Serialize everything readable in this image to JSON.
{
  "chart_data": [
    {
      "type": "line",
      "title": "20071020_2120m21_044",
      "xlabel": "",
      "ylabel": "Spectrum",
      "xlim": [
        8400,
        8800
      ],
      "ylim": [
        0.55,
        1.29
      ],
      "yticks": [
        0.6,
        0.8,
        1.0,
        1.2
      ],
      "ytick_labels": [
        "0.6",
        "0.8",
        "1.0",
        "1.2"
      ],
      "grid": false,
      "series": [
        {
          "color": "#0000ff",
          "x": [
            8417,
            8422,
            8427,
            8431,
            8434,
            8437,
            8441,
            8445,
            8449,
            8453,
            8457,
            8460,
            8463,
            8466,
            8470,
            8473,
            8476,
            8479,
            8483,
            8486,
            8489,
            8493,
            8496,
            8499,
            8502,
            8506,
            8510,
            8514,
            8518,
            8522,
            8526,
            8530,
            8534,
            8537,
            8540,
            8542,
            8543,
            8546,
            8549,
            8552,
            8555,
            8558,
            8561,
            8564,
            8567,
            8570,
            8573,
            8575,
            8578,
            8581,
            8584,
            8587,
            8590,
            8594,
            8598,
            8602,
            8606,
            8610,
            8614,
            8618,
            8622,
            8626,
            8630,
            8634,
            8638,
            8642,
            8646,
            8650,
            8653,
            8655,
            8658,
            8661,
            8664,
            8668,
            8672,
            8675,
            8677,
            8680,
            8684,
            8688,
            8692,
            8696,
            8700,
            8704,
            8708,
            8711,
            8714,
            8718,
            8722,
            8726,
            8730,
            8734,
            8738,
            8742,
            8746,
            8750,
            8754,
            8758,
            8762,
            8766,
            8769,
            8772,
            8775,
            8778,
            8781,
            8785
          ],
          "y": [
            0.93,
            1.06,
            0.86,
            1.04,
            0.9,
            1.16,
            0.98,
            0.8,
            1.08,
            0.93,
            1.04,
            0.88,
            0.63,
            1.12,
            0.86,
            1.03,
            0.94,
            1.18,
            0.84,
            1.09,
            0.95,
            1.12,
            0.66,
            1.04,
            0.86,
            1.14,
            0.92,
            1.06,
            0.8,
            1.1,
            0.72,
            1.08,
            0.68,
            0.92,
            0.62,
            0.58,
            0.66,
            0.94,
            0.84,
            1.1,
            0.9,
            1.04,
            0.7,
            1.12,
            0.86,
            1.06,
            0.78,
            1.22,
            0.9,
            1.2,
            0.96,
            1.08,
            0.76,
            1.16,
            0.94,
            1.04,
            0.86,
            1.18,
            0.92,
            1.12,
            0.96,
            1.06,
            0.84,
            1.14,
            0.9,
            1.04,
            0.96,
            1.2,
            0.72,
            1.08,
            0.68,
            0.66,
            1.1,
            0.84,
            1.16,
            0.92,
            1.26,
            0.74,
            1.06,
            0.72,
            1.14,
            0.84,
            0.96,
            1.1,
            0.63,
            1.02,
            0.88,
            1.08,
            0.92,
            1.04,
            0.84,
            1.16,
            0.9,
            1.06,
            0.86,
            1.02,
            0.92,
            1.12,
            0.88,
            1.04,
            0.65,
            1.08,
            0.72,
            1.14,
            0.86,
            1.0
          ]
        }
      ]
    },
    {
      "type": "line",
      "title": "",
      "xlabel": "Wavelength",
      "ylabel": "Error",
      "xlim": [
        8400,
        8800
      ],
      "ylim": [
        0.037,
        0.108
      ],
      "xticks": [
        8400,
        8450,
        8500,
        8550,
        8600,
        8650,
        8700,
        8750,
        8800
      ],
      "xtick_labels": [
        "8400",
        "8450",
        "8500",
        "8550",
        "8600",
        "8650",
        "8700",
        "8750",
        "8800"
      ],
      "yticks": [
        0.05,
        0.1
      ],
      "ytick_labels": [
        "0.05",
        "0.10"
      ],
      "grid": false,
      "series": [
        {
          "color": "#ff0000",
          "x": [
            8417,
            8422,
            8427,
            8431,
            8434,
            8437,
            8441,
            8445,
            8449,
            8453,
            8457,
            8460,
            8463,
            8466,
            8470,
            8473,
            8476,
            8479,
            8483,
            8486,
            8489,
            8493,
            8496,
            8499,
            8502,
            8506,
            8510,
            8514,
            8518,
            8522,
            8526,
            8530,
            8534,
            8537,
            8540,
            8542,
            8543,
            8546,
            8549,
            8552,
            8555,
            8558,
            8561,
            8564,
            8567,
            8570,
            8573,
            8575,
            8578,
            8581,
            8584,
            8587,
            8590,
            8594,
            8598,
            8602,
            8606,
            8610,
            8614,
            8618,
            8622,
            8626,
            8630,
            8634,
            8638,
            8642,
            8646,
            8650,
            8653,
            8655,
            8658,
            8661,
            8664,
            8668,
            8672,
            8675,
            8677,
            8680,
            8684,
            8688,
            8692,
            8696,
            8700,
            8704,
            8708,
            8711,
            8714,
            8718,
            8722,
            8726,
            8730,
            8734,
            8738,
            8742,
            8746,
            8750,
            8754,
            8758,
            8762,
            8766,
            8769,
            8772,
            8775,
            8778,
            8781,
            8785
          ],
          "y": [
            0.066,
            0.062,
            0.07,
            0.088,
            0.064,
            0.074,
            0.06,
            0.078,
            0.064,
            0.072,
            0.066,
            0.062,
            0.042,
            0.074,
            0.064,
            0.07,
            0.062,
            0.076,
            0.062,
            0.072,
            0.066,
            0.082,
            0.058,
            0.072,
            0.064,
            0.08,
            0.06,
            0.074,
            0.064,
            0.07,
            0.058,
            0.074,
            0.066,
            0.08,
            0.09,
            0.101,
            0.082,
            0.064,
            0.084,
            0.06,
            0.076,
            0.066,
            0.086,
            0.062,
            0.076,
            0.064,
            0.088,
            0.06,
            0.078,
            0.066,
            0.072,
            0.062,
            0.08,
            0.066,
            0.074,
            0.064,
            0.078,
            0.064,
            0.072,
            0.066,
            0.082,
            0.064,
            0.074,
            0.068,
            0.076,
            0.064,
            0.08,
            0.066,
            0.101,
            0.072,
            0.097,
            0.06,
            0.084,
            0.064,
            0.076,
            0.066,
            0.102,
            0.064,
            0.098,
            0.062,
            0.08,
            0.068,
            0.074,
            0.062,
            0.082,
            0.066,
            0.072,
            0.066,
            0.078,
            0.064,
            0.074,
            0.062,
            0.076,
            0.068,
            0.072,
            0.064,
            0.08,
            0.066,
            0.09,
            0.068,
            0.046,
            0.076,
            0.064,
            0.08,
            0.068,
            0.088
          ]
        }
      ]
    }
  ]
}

# [TASK]
Copy each record from above without leaving any out.

# [RESPONSE BELOW]
Serialize everything readable in this image to JSON.
{
  "chart_data": [
    {
      "type": "line",
      "title": "20071020_2120m21_044",
      "xlabel": "",
      "ylabel": "Spectrum",
      "xlim": [
        8400,
        8800
      ],
      "ylim": [
        0.55,
        1.29
      ],
      "yticks": [
        0.6,
        0.8,
        1.0,
        1.2
      ],
      "ytick_labels": [
        "0.6",
        "0.8",
        "1.0",
        "1.2"
      ],
      "grid": false,
      "series": [
        {
          "color": "#0000ff",
          "x": [
            8417,
            8422,
            8427,
            8431,
            8434,
            8437,
            8441,
            8445,
            8449,
            8453,
            8457,
            8460,
            8463,
            8466,
            8470,
            8473,
            8476,
            8479,
            8483,
            8486,
            8489,
            8493,
            8496,
            8499,
            8502,
            8506,
            8510,
            8514,
            8518,
            8522,
            8526,
            8530,
            8534,
            8537,
            8540,
            8542,
            8543,
            8546,
            8549,
            8552,
            8555,
            8558,
            8561,
            8564,
            8567,
            8570,
            8573,
            8575,
            8578,
            8581,
            8584,
            8587,
            8590,
            8594,
            8598,
            8602,
            8606,
            8610,
            8614,
            8618,
            8622,
            8626,
            8630,
            8634,
            8638,
            8642,
            8646,
            8650,
            8653,
            8655,
            8658,
            8661,
            8664,
            8668,
            8672,
            8675,
            8677,
            8680,
            8684,
            8688,
            8692,
            8696,
            8700,
            8704,
            8708,
            8711,
            8714,
            8718,
            8722,
            8726,
            8730,
            8734,
            8738,
            8742,
            8746,
            8750,
            8754,
            8758,
            8762,
            8766,
            8769,
            8772,
            8775,
            8778,
            8781,
            8785
          ],
          "y": [
            0.93,
            1.06,
            0.86,
            1.04,
            0.9,
            1.16,
            0.98,
            0.8,
            1.08,
            0.93,
            1.04,
            0.88,
            0.63,
            1.12,
            0.86,
            1.03,
            0.94,
            1.18,
            0.84,
            1.09,
            0.95,
            1.12,
            0.66,
            1.04,
            0.86,
            1.14,
            0.92,
            1.06,
            0.8,
            1.1,
            0.72,
            1.08,
            0.68,
            0.92,
            0.62,
            0.58,
            0.66,
            0.94,
            0.84,
            1.1,
            0.9,
            1.04,
            0.7,
            1.12,
            0.86,
            1.06,
            0.78,
            1.22,
            0.9,
            1.2,
            0.96,
            1.08,
            0.76,
            1.16,
            0.94,
            1.04,
            0.86,
            1.18,
            0.92,
            1.12,
            0.96,
            1.06,
            0.84,
            1.14,
            0.9,
            1.04,
            0.96,
            1.2,
            0.72,
            1.08,
            0.68,
            0.66,
            1.1,
            0.84,
            1.16,
            0.92,
            1.26,
            0.74,
            1.06,
            0.72,
            1.14,
            0.84,
            0.96,
            1.1,
            0.63,
            1.02,
            0.88,
            1.08,
            0.92,
            1.04,
            0.84,
            1.16,
            0.9,
            1.06,
            0.86,
            1.02,
            0.92,
            1.12,
            0.88,
            1.04,
            0.65,
            1.08,
            0.72,
            1.14,
            0.86,
            1.0
          ]
        }
      ]
    },
    {
      "type": "line",
      "title": "",
      "xlabel": "Wavelength",
      "ylabel": "Error",
      "xlim": [
        8400,
        8800
      ],
      "ylim": [
        0.037,
        0.108
      ],
      "xticks": [
        8400,
        8450,
        8500,
        8550,
        8600,
        8650,
        8700,
        8750,
        8800
      ],
      "xtick_labels": [
        "8400",
        "8450",
        "8500",
        "8550",
        "8600",
        "8650",
        "8700",
        "8750",
        "8800"
      ],
      "yticks": [
        0.05,
        0.1
      ],
      "ytick_labels": [
        "0.05",
        "0.10"
      ],
      "grid": false,
      "series": [
        {
          "color": "#ff0000",
          "x": [
            8417,
            8422,
            8427,
            8431,
            8434,
            8437,
            8441,
            8445,
            8449,
            8453,
            8457,
            8460,
            8463,
            8466,
            8470,
            8473,
            8476,
            8479,
            8483,
            8486,
            8489,
            8493,
            8496,
            8499,
            8502,
            8506,
            8510,
            8514,
            8518,
            8522,
            8526,
            8530,
            8534,
            8537,
            8540,
            8542,
            8543,
            8546,
            8549,
            8552,
            8555,
            8558,
            8561,
            8564,
            8567,
            8570,
            8573,
            8575,
            8578,
            8581,
            8584,
            8587,
            8590,
            8594,
            8598,
            8602,
            8606,
            8610,
            8614,
            8618,
            8622,
            8626,
            8630,
            8634,
            8638,
            8642,
            8646,
            8650,
            8653,
            8655,
            8658,
            8661,
            8664,
            8668,
            8672,
            8675,
            8677,
            8680,
            8684,
            8688,
            8692,
            8696,
            8700,
            8704,
            8708,
            8711,
            8714,
            8718,
            8722,
            8726,
            8730,
            8734,
            8738,
            8742,
            8746,
            8750,
            8754,
            8758,
            8762,
            8766,
            8769,
            8772,
            8775,
            8778,
            8781,
            8785
          ],
          "y": [
            0.066,
            0.062,
            0.07,
            0.088,
            0.064,
            0.074,
            0.06,
            0.078,
            0.064,
            0.072,
            0.066,
            0.062,
            0.042,
            0.074,
            0.064,
            0.07,
            0.062,
            0.076,
            0.062,
            0.072,
            0.066,
            0.082,
            0.058,
            0.072,
            0.064,
            0.08,
            0.06,
            0.074,
            0.064,
            0.07,
            0.058,
            0.074,
            0.066,
            0.08,
            0.09,
            0.101,
            0.082,
            0.064,
            0.084,
            0.06,
            0.076,
            0.066,
            0.086,
            0.062,
            0.076,
            0.064,
            0.088,
            0.06,
            0.078,
            0.066,
            0.072,
            0.062,
            0.08,
            0.066,
            0.074,
            0.064,
            0.078,
            0.064,
            0.072,
            0.066,
            0.082,
            0.064,
            0.074,
            0.068,
            0.076,
            0.064,
            0.08,
            0.066,
            0.101,
            0.072,
            0.097,
            0.06,
            0.084,
            0.064,
            0.076,
            0.066,
            0.102,
            0.064,
            0.098,
            0.062,
            0.08,
            0.068,
            0.074,
            0.062,
            0.082,
            0.066,
            0.072,
            0.066,
            0.078,
            0.064,
            0.074,
            0.062,
            0.076,
            0.068,
            0.072,
            0.064,
            0.08,
            0.066,
            0.09,
            0.068,
            0.046,
            0.076,
            0.064,
            0.08,
            0.068,
            0.088
          ]
        }
      ]
    }
  ]
}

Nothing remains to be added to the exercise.